Summary of this case from Robles v. Medisys Health Network, Inc.Opinion
13-CV-5397 (SJF)(ARL)
09-09-2014
OPINION & ORDER
:
On September 27, 2013, plaintiff Heather Brown ("plaintiff") commenced this action against defendant Omega Moulding Company Ltd. ("defendant") pursuant to the Family Medical Leave Act ("FMLA"), 29 U.S.C. §§ 260l,et seq. Defendant now moves to dismiss the complaint pursuant to Rule 12(b)(6) of the Federal Rules of Civil Procedure for failure to state a claim for relief. For the reasons set forth below, the motion is granted. I. BACKGROUND
The facts are taken from the complaint and are assumed to be true for purposes of this motion only. They do not constitute findings of fact by the Court.
On or about March 5, 2012, plaintiff began working for defendant in "Order Entry." (Complaint ["Compl."], ¶ 13).
Plaintiff alleges that "[o]n or about February 6, 2013, [her] son * * * was in stomach pain[,] * * * contracted the flu and a strep infection[,] [and] * * * was also constipated." (Compl., ¶ 17). As a result, plaintiff missed four (4) days of work, i.e., February 6, February 25, March 11 and March 18, 2013. (Id.) According to plaintiff, she furnished a doctor's note to defendant regarding those absences. (Compl., ¶ 18).
Plaintiff alleges that "[o]n or about March 15, [her] daughter * * * contracted a serious health condition and suffered from a stomach flu." (Compl., ¶ 19). As a result, plaintiff was absent from work from March 15, 2013 through March 22, 2003. (Compl., ¶ 20). According to plaintiff, she furnished a doctor's note to defendant about those absences as well. (Compl., ¶ 21).
On March 22, 2013, defendant terminated plaintiff's employment. (Compl., ¶ 22; Kohler Aff., ¶ 5).
B. Procedural History
On September 27, 2013, plaintiff commenced this action against defendant pursuant to the FMLA. Plaintiff alleges that defendant (1) "never provided notice to [her] that her league was designated or covered by the FMLA[,]" (Compl., ¶ 23); (2) "never permitted [her] to take leave under the FMLA[,]" (Compl., ¶ 24); (3) "terminated [her employment], though she was entitled to 12 weeks of leave under the FMLA[,]" (Compl., ¶ 25); and (4) "willfully, unlawfully, and intentionally, denied [her] leave under the FMLA and terminated her [employment], in violation of the FMLA[,]" (Compl., ¶ 26). Plaintiff seeks an award of "backpay, lost earnings, lost life and health insurance, pre-judgment interest, liquidated damages, compensatory damages, punitive damages, and reasonable attorneys' fees and costs * * *." (Compl. at 3).

### PROVIDED RECORDS
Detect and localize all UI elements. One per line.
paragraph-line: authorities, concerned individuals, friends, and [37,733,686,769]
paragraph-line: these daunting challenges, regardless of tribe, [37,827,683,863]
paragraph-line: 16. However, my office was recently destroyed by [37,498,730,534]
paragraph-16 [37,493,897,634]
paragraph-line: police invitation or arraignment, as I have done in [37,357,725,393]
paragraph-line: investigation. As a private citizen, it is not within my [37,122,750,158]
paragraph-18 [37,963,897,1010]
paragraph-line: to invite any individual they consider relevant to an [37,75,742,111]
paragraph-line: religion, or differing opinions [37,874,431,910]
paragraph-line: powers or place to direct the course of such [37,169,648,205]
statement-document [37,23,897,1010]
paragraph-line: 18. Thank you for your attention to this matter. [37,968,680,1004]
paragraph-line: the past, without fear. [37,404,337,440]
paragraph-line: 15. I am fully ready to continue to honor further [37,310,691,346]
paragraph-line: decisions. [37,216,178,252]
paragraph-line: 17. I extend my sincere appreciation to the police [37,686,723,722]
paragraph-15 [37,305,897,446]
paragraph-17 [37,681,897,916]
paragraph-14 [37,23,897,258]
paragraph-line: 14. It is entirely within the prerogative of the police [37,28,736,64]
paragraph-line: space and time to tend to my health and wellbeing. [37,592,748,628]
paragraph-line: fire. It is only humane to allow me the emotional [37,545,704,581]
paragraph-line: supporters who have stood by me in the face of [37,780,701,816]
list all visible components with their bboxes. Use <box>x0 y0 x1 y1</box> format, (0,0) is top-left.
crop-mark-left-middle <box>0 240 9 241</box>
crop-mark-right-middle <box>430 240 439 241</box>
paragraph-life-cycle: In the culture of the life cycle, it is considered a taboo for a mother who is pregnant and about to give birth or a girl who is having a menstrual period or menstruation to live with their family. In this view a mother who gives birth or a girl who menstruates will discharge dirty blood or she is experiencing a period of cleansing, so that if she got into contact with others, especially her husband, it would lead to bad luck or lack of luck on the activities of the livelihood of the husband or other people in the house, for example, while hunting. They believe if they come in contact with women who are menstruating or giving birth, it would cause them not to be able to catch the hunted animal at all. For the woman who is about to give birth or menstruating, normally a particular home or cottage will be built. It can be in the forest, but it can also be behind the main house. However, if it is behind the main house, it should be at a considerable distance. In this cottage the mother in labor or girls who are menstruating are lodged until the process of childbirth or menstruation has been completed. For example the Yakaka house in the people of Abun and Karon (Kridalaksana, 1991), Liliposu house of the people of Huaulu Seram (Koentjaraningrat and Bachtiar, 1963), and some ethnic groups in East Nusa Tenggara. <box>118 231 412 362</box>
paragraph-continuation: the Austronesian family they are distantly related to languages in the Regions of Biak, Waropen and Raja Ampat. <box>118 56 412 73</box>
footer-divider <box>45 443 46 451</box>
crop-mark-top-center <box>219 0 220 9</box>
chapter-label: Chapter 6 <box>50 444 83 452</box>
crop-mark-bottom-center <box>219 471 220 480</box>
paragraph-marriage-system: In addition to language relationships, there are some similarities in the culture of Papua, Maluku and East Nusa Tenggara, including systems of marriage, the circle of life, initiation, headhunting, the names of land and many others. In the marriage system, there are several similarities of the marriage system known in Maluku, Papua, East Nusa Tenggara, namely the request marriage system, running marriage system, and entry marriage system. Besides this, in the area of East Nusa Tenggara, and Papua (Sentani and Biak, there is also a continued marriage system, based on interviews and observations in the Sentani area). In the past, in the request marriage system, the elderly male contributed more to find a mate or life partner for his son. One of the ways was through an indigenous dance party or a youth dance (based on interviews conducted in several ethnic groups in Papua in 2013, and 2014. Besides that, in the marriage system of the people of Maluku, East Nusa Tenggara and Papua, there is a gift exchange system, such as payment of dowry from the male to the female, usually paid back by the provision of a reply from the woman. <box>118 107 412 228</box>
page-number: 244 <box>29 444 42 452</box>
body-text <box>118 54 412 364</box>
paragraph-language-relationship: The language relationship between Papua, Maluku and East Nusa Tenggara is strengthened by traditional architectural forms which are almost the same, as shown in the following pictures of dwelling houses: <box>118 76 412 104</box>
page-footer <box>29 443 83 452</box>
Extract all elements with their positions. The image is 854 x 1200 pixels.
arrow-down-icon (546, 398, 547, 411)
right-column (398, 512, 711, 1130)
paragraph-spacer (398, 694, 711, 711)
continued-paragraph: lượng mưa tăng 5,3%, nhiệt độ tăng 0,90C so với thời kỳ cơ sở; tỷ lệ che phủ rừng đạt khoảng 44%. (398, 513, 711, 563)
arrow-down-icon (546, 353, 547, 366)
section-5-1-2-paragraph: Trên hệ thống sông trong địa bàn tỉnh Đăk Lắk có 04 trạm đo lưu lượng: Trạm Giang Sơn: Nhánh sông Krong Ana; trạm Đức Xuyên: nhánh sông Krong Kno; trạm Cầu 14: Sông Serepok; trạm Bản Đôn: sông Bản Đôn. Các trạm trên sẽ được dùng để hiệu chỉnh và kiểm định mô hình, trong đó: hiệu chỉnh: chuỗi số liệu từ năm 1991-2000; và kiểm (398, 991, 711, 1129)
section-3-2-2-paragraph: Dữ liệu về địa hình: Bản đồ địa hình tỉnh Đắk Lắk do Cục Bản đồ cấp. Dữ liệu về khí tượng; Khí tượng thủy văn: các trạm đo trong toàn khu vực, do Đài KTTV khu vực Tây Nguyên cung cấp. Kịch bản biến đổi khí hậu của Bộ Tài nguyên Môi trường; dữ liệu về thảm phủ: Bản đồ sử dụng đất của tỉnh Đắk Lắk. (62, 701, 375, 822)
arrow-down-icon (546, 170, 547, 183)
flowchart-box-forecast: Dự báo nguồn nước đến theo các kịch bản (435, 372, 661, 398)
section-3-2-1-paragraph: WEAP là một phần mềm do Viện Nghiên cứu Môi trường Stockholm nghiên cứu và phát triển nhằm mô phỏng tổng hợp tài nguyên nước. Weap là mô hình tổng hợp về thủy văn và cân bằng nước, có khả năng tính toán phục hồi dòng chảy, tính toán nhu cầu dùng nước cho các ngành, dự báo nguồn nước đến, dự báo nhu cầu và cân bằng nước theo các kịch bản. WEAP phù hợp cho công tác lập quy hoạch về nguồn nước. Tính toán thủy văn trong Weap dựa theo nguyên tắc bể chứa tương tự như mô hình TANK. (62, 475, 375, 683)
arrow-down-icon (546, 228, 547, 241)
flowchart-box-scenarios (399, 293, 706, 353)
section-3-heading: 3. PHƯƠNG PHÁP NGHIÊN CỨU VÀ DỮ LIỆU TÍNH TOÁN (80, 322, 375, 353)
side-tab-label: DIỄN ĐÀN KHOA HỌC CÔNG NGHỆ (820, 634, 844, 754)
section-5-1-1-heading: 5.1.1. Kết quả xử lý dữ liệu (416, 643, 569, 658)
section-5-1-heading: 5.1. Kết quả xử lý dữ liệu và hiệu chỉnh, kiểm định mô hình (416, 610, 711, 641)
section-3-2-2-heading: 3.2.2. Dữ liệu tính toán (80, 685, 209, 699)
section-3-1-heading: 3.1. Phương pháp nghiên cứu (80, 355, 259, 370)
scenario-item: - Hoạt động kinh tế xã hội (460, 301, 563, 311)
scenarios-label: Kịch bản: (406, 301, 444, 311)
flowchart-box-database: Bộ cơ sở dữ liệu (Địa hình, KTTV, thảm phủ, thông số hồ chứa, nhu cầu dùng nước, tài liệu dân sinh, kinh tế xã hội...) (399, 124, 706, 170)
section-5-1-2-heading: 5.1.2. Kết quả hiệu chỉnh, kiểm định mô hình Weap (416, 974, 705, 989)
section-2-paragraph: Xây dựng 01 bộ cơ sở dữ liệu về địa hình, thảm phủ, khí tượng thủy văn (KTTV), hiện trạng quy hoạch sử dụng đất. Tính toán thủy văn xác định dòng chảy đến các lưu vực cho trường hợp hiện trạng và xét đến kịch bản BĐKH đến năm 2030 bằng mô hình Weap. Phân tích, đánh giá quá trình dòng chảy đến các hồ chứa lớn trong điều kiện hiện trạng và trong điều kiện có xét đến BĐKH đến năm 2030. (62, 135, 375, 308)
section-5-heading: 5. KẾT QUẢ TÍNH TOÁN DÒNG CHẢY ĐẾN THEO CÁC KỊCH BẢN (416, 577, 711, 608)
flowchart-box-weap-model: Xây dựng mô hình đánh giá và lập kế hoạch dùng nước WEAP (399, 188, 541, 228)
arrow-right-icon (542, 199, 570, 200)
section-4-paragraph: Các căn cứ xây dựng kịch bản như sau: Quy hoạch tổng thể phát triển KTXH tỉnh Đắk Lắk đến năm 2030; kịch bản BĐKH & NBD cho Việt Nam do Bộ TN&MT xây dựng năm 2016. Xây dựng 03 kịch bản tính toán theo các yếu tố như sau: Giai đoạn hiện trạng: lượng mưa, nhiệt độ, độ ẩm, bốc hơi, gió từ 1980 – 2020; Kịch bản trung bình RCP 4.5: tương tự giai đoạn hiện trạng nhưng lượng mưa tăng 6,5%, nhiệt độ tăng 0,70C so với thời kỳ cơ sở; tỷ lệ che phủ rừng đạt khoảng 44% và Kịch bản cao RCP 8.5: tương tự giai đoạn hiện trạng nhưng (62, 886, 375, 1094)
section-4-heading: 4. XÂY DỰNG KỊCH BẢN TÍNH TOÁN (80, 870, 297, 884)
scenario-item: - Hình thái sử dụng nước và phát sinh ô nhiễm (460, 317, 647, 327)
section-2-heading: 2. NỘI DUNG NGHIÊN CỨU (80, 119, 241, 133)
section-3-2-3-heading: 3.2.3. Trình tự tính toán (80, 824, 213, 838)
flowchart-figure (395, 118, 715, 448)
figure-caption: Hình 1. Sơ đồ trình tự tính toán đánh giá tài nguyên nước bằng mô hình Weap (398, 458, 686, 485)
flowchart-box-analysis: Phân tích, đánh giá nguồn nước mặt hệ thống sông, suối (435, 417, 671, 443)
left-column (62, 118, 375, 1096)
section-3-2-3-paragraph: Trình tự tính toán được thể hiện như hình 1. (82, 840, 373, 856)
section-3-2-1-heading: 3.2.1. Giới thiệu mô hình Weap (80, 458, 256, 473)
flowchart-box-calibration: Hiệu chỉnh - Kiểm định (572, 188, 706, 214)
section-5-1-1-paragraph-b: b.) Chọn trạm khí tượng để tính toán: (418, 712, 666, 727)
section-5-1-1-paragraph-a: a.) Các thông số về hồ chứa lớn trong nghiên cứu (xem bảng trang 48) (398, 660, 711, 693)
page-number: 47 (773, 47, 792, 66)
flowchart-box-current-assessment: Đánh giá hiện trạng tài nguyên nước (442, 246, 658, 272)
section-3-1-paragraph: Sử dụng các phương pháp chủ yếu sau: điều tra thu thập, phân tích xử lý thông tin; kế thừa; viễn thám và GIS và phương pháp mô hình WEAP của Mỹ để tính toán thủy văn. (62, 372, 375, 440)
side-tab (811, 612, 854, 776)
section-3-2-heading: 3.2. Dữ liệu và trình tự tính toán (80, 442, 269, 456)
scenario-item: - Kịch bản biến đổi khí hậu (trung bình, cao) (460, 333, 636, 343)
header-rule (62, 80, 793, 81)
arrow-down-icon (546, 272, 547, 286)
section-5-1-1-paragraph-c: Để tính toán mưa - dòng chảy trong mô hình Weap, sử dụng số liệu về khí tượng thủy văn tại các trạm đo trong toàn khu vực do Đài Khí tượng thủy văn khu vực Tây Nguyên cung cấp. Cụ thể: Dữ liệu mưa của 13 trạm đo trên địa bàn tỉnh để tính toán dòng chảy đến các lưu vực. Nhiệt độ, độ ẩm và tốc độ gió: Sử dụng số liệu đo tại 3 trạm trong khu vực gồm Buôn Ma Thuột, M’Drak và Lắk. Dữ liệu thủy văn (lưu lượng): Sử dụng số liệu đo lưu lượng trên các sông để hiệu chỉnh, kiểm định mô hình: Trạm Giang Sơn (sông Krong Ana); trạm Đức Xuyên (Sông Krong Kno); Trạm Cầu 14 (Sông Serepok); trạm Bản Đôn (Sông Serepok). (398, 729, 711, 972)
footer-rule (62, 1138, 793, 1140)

### PROMPT 1
In the FMLA court opinion, on what date did the defendant end the plaintiff's employment?
### PROMPT 2
Continue the FMLA court opinion, picking up after its last sentence.

### TASK RESULT 1
March 22, 2013.

### TASK RESULT 2
Defendant now moves to dismiss the complaint pursuant to Rule 12(b)(6) of the Federal Rules of Civil Procedure for failure to state a claim for relief. II. Discussion
A. Standard of Review
The standard of review on a motion made pursuant to Rule 12(b)(6) of the Federal Rules of Civil Procedure is that a plaintiff plead sufficient facts "to state a claim for relief that is plausible on its face." Bell Atlantic Corp. v. Twombly, 550 U.S. 544, 127 S. Ct. 1955, 1974, 167 L. Ed. 2d 929 (2007). "A claim has facial plausibility when the plaintiff pleads factual content that allows the court to draw the reasonable inference that the defendant is liable for the misconduct alleged." Ashcroft v. Iqbal, 556 U.S. 662, 678, 129 S. Ct. 1937, 1949, 173 L. Ed. 2d 868 (2009). The plausibility standard requires "more than a sheer possibility that a defendant has acted unlawfully." Iqbal, 556 U.S. at 678, 129 S. Ct. 1937.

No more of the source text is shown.